--- start ---
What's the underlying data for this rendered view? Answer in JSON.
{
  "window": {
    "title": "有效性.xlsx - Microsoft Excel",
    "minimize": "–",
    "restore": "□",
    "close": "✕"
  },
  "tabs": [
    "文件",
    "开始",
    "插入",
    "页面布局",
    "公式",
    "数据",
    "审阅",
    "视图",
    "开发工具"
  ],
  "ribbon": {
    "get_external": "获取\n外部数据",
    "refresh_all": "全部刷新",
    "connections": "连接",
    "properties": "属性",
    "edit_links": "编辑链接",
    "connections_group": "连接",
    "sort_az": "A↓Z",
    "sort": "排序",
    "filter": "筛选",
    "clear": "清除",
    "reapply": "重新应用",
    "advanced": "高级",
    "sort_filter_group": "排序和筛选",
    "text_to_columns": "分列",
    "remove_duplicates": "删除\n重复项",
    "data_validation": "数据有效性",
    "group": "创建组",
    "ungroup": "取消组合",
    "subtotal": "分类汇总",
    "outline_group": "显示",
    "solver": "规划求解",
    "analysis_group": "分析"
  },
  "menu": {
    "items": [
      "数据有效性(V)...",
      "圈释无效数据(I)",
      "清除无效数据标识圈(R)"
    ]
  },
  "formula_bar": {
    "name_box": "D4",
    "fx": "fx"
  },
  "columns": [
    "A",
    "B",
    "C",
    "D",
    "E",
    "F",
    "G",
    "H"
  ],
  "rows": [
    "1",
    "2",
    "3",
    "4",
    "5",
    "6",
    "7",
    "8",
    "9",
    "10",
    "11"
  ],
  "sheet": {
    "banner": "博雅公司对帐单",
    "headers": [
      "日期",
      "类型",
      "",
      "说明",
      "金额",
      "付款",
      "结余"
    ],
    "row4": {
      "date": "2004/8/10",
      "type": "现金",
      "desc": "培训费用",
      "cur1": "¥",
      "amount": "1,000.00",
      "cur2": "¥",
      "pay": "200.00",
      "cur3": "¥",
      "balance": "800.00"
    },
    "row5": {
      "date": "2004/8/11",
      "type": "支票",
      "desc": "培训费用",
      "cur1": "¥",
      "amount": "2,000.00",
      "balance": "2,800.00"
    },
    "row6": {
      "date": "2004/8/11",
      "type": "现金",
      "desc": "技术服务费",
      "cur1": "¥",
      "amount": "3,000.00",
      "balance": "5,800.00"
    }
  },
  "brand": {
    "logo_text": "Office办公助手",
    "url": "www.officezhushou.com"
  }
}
--- end ---
§ **What you have to do**: Set down every line of the listing above again, exactly as given.

§ **Full answer**:
What's the underlying data for this rendered view? Answer in JSON.
{
  "window": {
    "title": "有效性.xlsx - Microsoft Excel",
    "minimize": "–",
    "restore": "□",
    "close": "✕"
  },
  "tabs": [
    "文件",
    "开始",
    "插入",
    "页面布局",
    "公式",
    "数据",
    "审阅",
    "视图",
    "开发工具"
  ],
  "ribbon": {
    "get_external": "获取\n外部数据",
    "refresh_all": "全部刷新",
    "connections": "连接",
    "properties": "属性",
    "edit_links": "编辑链接",
    "connections_group": "连接",
    "sort_az": "A↓Z",
    "sort": "排序",
    "filter": "筛选",
    "clear": "清除",
    "reapply": "重新应用",
    "advanced": "高级",
    "sort_filter_group": "排序和筛选",
    "text_to_columns": "分列",
    "remove_duplicates": "删除\n重复项",
    "data_validation": "数据有效性",
    "group": "创建组",
    "ungroup": "取消组合",
    "subtotal": "分类汇总",
    "outline_group": "显示",
    "solver": "规划求解",
    "analysis_group": "分析"
  },
  "menu": {
    "items": [
      "数据有效性(V)...",
      "圈释无效数据(I)",
      "清除无效数据标识圈(R)"
    ]
  },
  "formula_bar": {
    "name_box": "D4",
    "fx": "fx"
  },
  "columns": [
    "A",
    "B",
    "C",
    "D",
    "E",
    "F",
    "G",
    "H"
  ],
  "rows": [
    "1",
    "2",
    "3",
    "4",
    "5",
    "6",
    "7",
    "8",
    "9",
    "10",
    "11"
  ],
  "sheet": {
    "banner": "博雅公司对帐单",
    "headers": [
      "日期",
      "类型",
      "",
      "说明",
      "金额",
      "付款",
      "结余"
    ],
    "row4": {
      "date": "2004/8/10",
      "type": "现金",
      "desc": "培训费用",
      "cur1": "¥",
      "amount": "1,000.00",
      "cur2": "¥",
      "pay": "200.00",
      "cur3": "¥",
      "balance": "800.00"
    },
    "row5": {
      "date": "2004/8/11",
      "type": "支票",
      "desc": "培训费用",
      "cur1": "¥",
      "amount": "2,000.00",
      "balance": "2,800.00"
    },
    "row6": {
      "date": "2004/8/11",
      "type": "现金",
      "desc": "技术服务费",
      "cur1": "¥",
      "amount": "3,000.00",
      "balance": "5,800.00"
    }
  },
  "brand": {
    "logo_text": "Office办公助手",
    "url": "www.officezhushou.com"
  }
}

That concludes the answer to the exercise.